* **EXERCISE DIRECTIONS**: Filter the data below for the string "this" and copy each matching line.

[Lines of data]
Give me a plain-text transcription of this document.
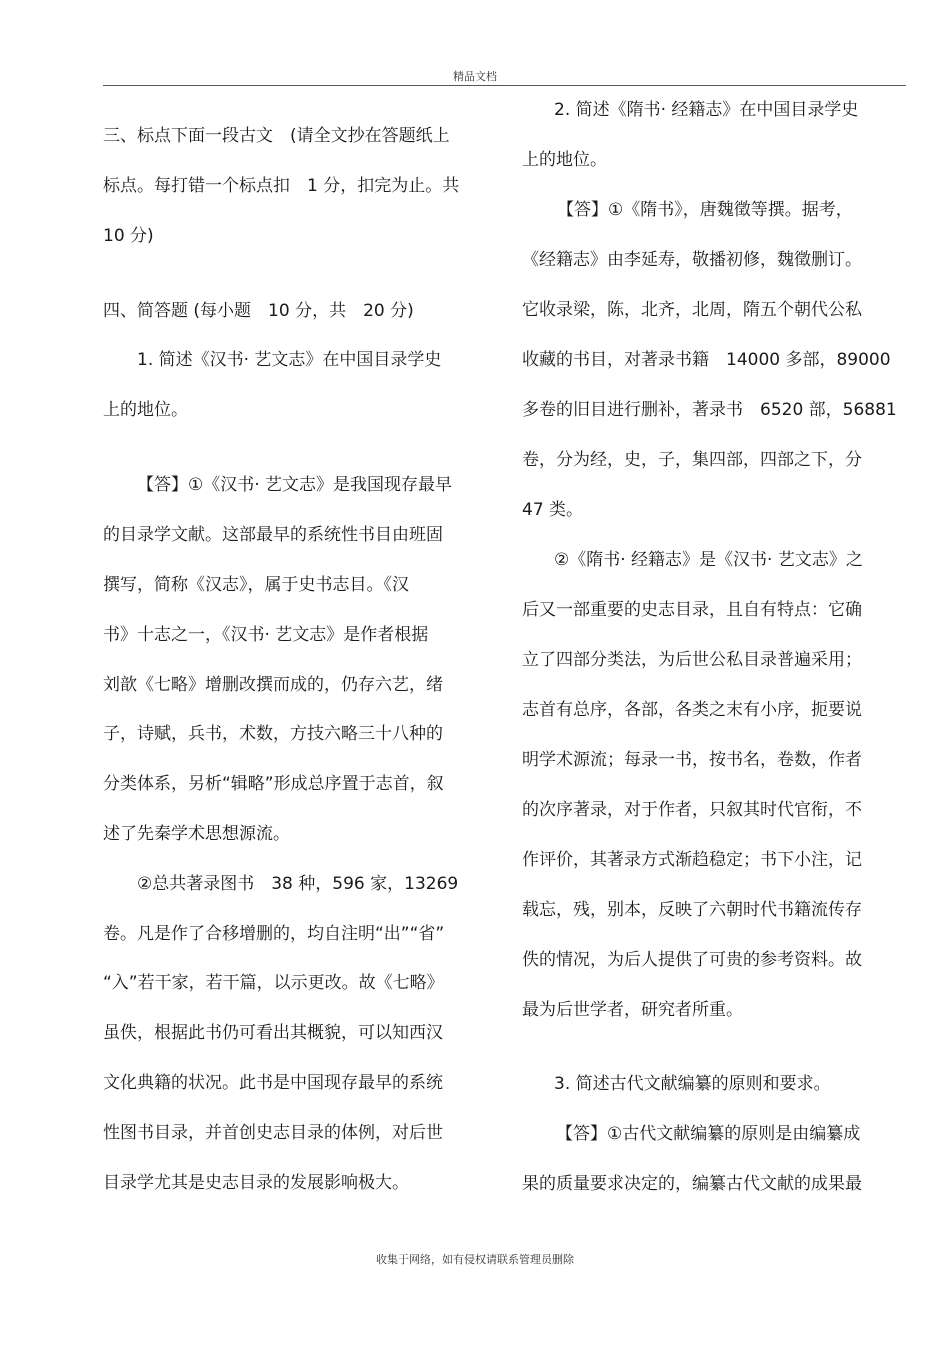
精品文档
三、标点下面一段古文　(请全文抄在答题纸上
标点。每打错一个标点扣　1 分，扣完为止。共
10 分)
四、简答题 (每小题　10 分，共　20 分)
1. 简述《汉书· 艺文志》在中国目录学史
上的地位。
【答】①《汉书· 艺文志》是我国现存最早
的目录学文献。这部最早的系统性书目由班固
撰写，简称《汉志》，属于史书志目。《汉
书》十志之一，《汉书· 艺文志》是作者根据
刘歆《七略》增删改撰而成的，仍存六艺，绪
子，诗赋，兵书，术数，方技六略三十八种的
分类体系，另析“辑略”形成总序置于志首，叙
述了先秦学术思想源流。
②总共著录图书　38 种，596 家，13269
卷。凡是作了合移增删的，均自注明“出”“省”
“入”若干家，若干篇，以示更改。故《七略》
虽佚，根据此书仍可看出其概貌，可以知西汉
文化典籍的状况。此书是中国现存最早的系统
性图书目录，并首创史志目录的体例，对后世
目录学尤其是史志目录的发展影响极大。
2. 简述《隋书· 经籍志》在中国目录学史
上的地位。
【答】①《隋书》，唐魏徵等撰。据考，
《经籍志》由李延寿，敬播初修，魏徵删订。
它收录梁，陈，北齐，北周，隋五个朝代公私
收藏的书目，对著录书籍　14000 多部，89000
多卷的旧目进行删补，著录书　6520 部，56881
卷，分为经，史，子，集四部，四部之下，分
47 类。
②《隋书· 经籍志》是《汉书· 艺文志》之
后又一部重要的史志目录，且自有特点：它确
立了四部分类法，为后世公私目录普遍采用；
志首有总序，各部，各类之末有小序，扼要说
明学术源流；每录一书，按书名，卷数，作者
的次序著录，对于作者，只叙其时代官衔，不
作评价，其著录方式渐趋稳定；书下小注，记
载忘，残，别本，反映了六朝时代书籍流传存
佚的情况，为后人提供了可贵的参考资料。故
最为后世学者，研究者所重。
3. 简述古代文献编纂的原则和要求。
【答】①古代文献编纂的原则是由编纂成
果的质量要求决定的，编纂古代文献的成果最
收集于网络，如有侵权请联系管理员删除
...
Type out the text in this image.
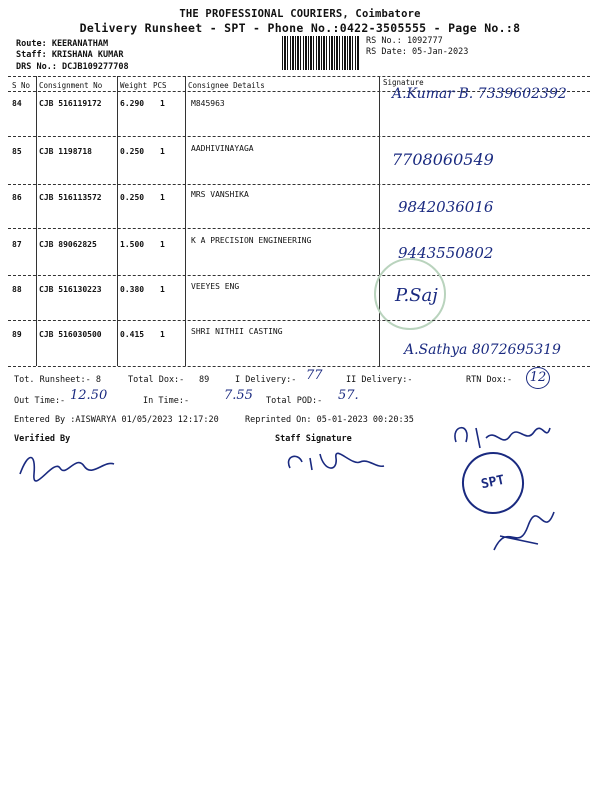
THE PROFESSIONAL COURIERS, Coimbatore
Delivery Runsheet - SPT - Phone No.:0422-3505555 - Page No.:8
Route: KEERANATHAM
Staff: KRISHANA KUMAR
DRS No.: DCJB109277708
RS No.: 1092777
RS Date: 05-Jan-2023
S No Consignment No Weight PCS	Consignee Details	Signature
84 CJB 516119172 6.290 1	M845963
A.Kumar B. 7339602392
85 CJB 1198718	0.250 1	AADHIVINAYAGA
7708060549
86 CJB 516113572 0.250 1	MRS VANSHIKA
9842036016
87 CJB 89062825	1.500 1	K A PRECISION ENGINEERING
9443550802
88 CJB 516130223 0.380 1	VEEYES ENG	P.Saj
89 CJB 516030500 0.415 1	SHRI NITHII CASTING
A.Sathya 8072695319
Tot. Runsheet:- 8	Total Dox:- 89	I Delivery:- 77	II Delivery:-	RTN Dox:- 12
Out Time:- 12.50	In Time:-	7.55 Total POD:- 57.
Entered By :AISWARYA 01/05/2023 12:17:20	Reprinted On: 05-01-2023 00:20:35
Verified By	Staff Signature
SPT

* **RESPONSE TO THE EXERCISE**:
Give me a plain-text transcription of this document.
Type out the text in this image.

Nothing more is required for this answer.